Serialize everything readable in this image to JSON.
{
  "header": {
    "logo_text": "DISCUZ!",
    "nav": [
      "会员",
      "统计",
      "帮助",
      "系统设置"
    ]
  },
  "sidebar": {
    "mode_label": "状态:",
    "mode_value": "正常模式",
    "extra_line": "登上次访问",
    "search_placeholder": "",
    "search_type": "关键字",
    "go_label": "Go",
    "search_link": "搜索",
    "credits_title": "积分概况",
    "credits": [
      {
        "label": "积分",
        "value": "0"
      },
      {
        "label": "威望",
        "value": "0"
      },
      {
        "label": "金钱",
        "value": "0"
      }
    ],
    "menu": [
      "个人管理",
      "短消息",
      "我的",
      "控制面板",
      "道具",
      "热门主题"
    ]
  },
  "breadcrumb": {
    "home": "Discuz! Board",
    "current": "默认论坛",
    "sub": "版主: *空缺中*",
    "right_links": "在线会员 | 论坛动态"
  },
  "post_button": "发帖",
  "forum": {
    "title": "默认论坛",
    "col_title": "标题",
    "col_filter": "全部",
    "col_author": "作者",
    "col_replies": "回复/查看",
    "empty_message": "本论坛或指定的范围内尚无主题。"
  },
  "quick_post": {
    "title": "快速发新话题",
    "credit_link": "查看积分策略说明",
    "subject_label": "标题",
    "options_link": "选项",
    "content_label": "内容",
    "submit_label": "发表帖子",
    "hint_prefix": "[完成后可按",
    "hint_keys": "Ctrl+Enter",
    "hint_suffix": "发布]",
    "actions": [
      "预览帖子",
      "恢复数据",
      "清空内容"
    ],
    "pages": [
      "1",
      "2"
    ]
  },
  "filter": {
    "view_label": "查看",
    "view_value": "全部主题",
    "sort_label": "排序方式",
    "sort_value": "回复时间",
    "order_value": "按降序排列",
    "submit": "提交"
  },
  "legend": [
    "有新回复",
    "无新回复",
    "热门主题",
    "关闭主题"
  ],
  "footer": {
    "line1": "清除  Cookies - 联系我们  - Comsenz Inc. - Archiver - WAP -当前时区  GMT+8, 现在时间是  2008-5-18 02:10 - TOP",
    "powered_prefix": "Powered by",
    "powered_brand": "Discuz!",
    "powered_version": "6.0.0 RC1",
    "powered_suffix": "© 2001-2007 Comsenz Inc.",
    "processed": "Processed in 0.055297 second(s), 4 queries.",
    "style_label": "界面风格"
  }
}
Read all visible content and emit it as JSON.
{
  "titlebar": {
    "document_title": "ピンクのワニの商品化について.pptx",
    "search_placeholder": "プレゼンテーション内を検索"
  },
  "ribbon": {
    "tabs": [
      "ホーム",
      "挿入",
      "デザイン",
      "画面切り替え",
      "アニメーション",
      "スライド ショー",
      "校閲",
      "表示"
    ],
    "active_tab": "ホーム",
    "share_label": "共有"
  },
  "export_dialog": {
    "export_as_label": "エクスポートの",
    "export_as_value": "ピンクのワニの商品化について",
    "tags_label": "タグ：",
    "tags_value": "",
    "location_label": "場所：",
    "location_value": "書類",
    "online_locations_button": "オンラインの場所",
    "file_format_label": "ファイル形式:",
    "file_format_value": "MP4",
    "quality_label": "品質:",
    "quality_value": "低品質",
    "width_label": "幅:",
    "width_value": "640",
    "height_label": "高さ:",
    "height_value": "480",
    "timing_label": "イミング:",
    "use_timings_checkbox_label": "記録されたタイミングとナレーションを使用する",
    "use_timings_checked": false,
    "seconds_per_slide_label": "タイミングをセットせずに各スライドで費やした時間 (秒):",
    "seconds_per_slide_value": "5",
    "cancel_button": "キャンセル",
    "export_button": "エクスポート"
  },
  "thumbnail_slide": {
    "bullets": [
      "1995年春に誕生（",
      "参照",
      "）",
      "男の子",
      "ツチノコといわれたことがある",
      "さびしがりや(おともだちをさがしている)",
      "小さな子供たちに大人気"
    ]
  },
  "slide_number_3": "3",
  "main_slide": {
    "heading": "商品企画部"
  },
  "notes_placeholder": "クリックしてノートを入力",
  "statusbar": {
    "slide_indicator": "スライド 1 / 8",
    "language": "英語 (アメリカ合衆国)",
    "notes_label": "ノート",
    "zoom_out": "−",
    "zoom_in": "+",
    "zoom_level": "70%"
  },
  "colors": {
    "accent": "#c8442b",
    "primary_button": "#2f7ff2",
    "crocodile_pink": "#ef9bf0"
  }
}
##########
Stated goal:
Please reproduce every line of the material word for word.

Response to this exercise:
Serialize everything readable in this image to JSON.
{
  "header": {
    "logo_text": "DISCUZ!",
    "nav": [
      "会员",
      "统计",
      "帮助",
      "系统设置"
    ]
  },
  "sidebar": {
    "mode_label": "状态:",
    "mode_value": "正常模式",
    "extra_line": "登上次访问",
    "search_placeholder": "",
    "search_type": "关键字",
    "go_label": "Go",
    "search_link": "搜索",
    "credits_title": "积分概况",
    "credits": [
      {
        "label": "积分",
        "value": "0"
      },
      {
        "label": "威望",
        "value": "0"
      },
      {
        "label": "金钱",
        "value": "0"
      }
    ],
    "menu": [
      "个人管理",
      "短消息",
      "我的",
      "控制面板",
      "道具",
      "热门主题"
    ]
  },
  "breadcrumb": {
    "home": "Discuz! Board",
    "current": "默认论坛",
    "sub": "版主: *空缺中*",
    "right_links": "在线会员 | 论坛动态"
  },
  "post_button": "发帖",
  "forum": {
    "title": "默认论坛",
    "col_title": "标题",
    "col_filter": "全部",
    "col_author": "作者",
    "col_replies": "回复/查看",
    "empty_message": "本论坛或指定的范围内尚无主题。"
  },
  "quick_post": {
    "title": "快速发新话题",
    "credit_link": "查看积分策略说明",
    "subject_label": "标题",
    "options_link": "选项",
    "content_label": "内容",
    "submit_label": "发表帖子",
    "hint_prefix": "[完成后可按",
    "hint_keys": "Ctrl+Enter",
    "hint_suffix": "发布]",
    "actions": [
      "预览帖子",
      "恢复数据",
      "清空内容"
    ],
    "pages": [
      "1",
      "2"
    ]
  },
  "filter": {
    "view_label": "查看",
    "view_value": "全部主题",
    "sort_label": "排序方式",
    "sort_value": "回复时间",
    "order_value": "按降序排列",
    "submit": "提交"
  },
  "legend": [
    "有新回复",
    "无新回复",
    "热门主题",
    "关闭主题"
  ],
  "footer": {
    "line1": "清除  Cookies - 联系我们  - Comsenz Inc. - Archiver - WAP -当前时区  GMT+8, 现在时间是  2008-5-18 02:10 - TOP",
    "powered_prefix": "Powered by",
    "powered_brand": "Discuz!",
    "powered_version": "6.0.0 RC1",
    "powered_suffix": "© 2001-2007 Comsenz Inc.",
    "processed": "Processed in 0.055297 second(s), 4 queries.",
    "style_label": "界面风格"
  }
}
Read all visible content and emit it as JSON.
{
  "titlebar": {
    "document_title": "ピンクのワニの商品化について.pptx",
    "search_placeholder": "プレゼンテーション内を検索"
  },
  "ribbon": {
    "tabs": [
      "ホーム",
      "挿入",
      "デザイン",
      "画面切り替え",
      "アニメーション",
      "スライド ショー",
      "校閲",
      "表示"
    ],
    "active_tab": "ホーム",
    "share_label": "共有"
  },
  "export_dialog": {
    "export_as_label": "エクスポートの",
    "export_as_value": "ピンクのワニの商品化について",
    "tags_label": "タグ：",
    "tags_value": "",
    "location_label": "場所：",
    "location_value": "書類",
    "online_locations_button": "オンラインの場所",
    "file_format_label": "ファイル形式:",
    "file_format_value": "MP4",
    "quality_label": "品質:",
    "quality_value": "低品質",
    "width_label": "幅:",
    "width_value": "640",
    "height_label": "高さ:",
    "height_value": "480",
    "timing_label": "イミング:",
    "use_timings_checkbox_label": "記録されたタイミングとナレーションを使用する",
    "use_timings_checked": false,
    "seconds_per_slide_label": "タイミングをセットせずに各スライドで費やした時間 (秒):",
    "seconds_per_slide_value": "5",
    "cancel_button": "キャンセル",
    "export_button": "エクスポート"
  },
  "thumbnail_slide": {
    "bullets": [
      "1995年春に誕生（",
      "参照",
      "）",
      "男の子",
      "ツチノコといわれたことがある",
      "さびしがりや(おともだちをさがしている)",
      "小さな子供たちに大人気"
    ]
  },
  "slide_number_3": "3",
  "main_slide": {
    "heading": "商品企画部"
  },
  "notes_placeholder": "クリックしてノートを入力",
  "statusbar": {
    "slide_indicator": "スライド 1 / 8",
    "language": "英語 (アメリカ合衆国)",
    "notes_label": "ノート",
    "zoom_out": "−",
    "zoom_in": "+",
    "zoom_level": "70%"
  },
  "colors": {
    "accent": "#c8442b",
    "primary_button": "#2f7ff2",
    "crocodile_pink": "#ef9bf0"
  }
}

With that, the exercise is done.